• [Information given]

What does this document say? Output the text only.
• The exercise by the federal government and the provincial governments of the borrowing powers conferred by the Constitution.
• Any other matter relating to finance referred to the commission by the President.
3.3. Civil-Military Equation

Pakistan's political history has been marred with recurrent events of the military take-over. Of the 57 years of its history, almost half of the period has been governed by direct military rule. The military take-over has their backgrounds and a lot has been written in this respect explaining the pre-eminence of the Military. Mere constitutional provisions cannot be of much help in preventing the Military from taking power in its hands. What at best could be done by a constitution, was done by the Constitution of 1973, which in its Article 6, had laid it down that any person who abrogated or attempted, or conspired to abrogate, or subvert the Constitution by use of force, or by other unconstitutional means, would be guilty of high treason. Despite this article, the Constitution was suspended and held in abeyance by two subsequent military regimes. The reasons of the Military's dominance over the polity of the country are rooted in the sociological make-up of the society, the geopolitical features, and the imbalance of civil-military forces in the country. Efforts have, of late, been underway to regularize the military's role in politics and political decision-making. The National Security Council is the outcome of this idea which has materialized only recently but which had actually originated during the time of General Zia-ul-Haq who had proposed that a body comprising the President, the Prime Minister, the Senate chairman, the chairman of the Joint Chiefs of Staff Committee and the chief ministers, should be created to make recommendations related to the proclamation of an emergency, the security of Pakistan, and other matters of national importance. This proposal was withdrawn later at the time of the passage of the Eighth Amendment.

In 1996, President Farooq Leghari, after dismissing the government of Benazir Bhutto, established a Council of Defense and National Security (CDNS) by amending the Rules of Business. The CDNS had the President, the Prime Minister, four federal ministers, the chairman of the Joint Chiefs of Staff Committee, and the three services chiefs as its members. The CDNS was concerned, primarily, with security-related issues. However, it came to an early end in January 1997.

--

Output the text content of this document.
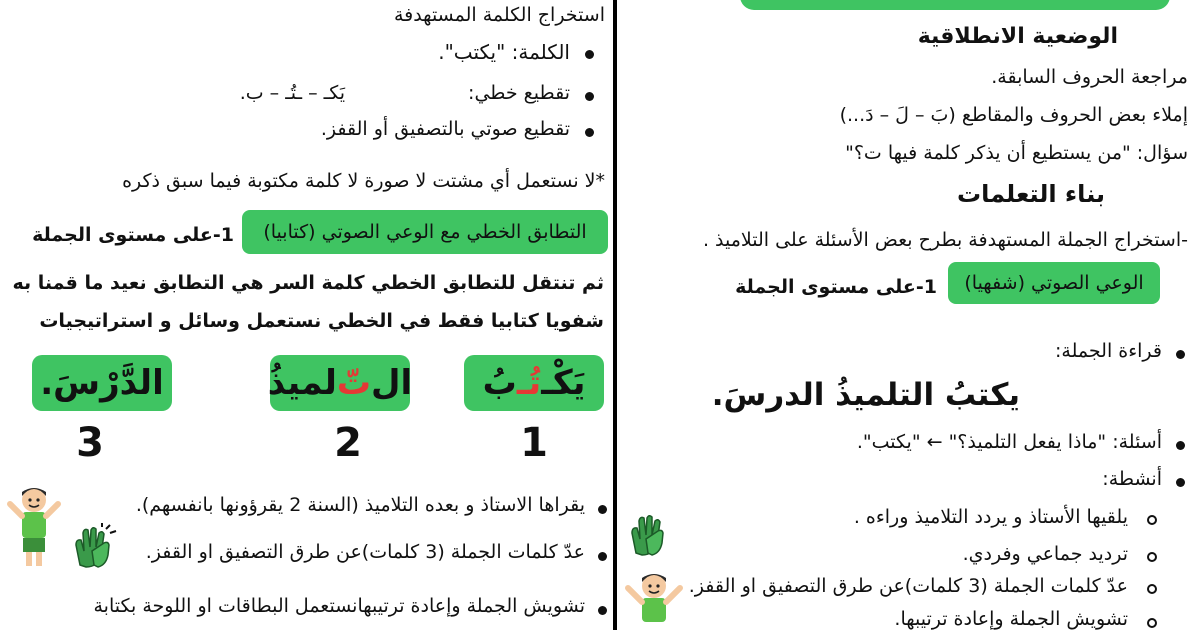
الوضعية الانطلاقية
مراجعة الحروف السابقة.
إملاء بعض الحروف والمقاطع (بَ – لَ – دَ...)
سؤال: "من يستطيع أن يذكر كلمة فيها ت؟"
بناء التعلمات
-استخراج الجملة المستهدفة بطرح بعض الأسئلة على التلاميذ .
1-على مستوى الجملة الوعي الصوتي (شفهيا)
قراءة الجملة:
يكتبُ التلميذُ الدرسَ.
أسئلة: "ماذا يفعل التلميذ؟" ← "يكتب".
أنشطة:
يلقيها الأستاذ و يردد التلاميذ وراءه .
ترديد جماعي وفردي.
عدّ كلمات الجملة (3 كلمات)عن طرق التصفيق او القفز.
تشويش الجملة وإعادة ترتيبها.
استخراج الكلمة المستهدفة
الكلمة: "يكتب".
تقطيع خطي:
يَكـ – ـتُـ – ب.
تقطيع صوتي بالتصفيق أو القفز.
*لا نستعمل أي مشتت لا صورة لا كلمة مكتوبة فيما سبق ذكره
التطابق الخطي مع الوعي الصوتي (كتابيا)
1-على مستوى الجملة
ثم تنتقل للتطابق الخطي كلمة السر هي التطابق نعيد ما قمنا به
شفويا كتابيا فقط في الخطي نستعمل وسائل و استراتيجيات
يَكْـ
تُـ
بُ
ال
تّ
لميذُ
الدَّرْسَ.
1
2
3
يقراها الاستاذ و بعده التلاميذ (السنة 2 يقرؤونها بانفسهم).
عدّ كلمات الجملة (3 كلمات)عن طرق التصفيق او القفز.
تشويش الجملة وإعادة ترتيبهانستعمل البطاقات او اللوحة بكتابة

---

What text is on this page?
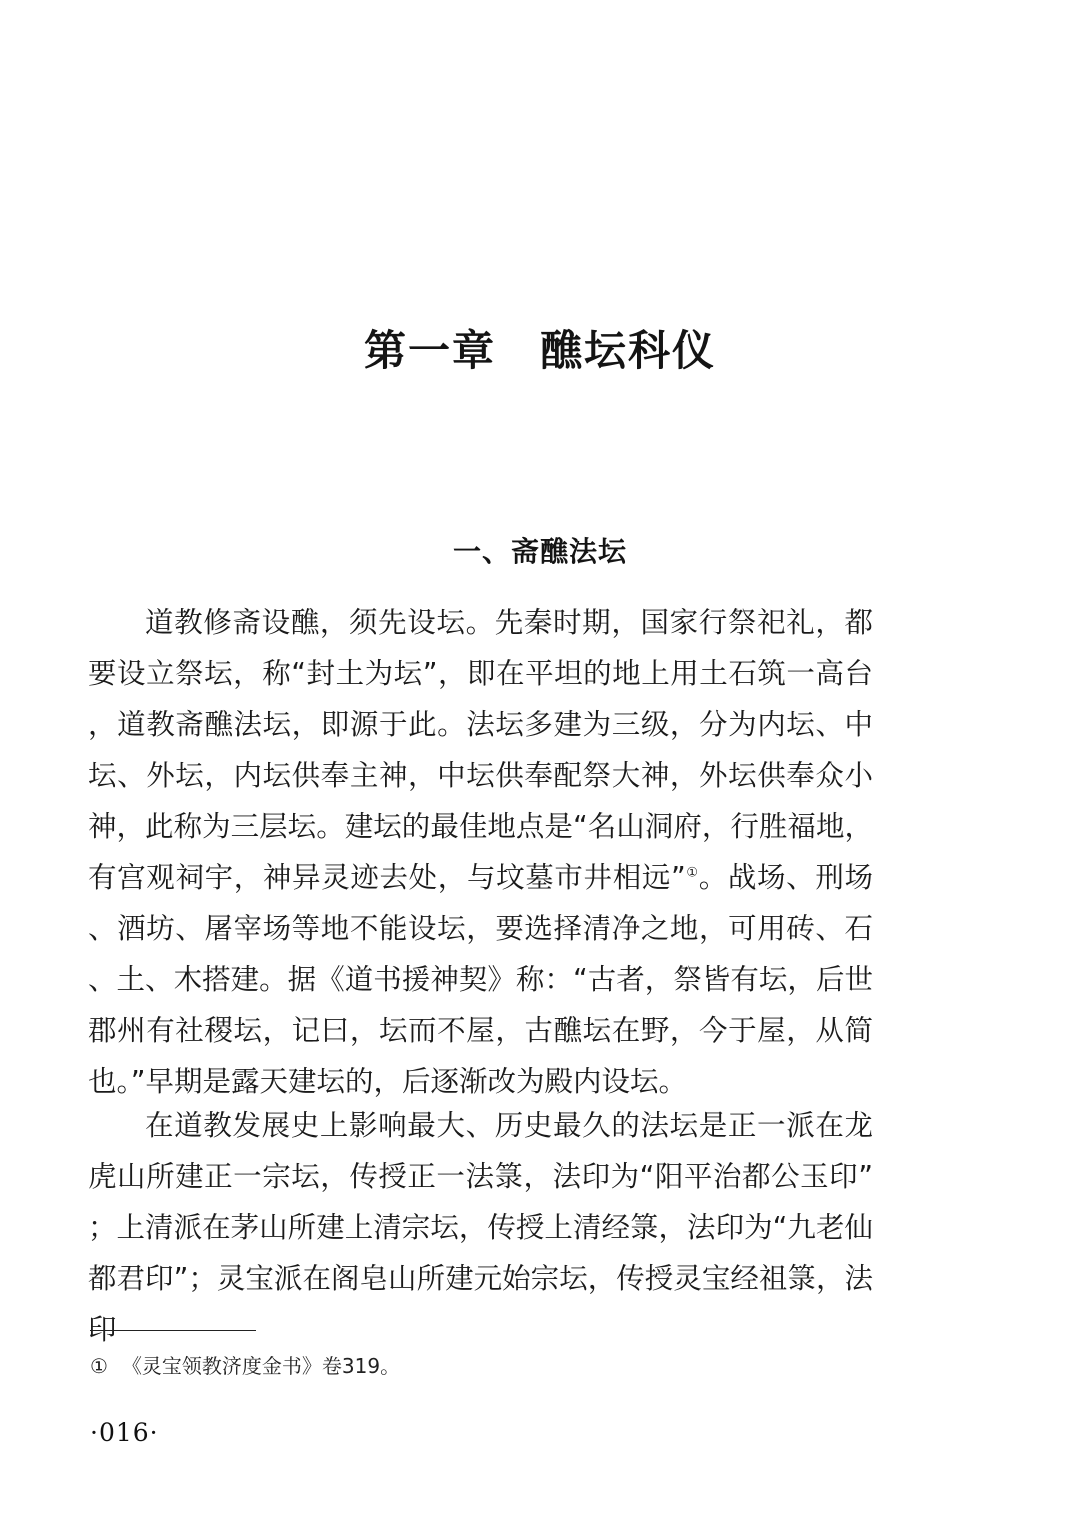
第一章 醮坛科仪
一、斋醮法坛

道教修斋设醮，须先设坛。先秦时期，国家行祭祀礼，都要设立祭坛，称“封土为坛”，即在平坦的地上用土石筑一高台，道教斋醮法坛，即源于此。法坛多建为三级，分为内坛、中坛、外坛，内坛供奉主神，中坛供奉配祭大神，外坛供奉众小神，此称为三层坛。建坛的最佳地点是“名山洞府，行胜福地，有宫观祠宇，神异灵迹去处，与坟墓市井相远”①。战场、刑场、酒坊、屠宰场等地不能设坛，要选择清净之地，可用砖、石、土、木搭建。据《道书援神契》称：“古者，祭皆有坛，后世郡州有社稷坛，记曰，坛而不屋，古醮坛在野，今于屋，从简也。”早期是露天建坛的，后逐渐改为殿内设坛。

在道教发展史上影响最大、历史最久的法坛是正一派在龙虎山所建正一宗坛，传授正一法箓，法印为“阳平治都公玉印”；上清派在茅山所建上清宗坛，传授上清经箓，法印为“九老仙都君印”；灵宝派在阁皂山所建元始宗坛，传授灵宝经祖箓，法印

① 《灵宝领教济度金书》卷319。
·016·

• [Task details] The word "الخطي" may appear on some lines. Report how many lines hold it, giving the number alone.

• [Exercise solution] 3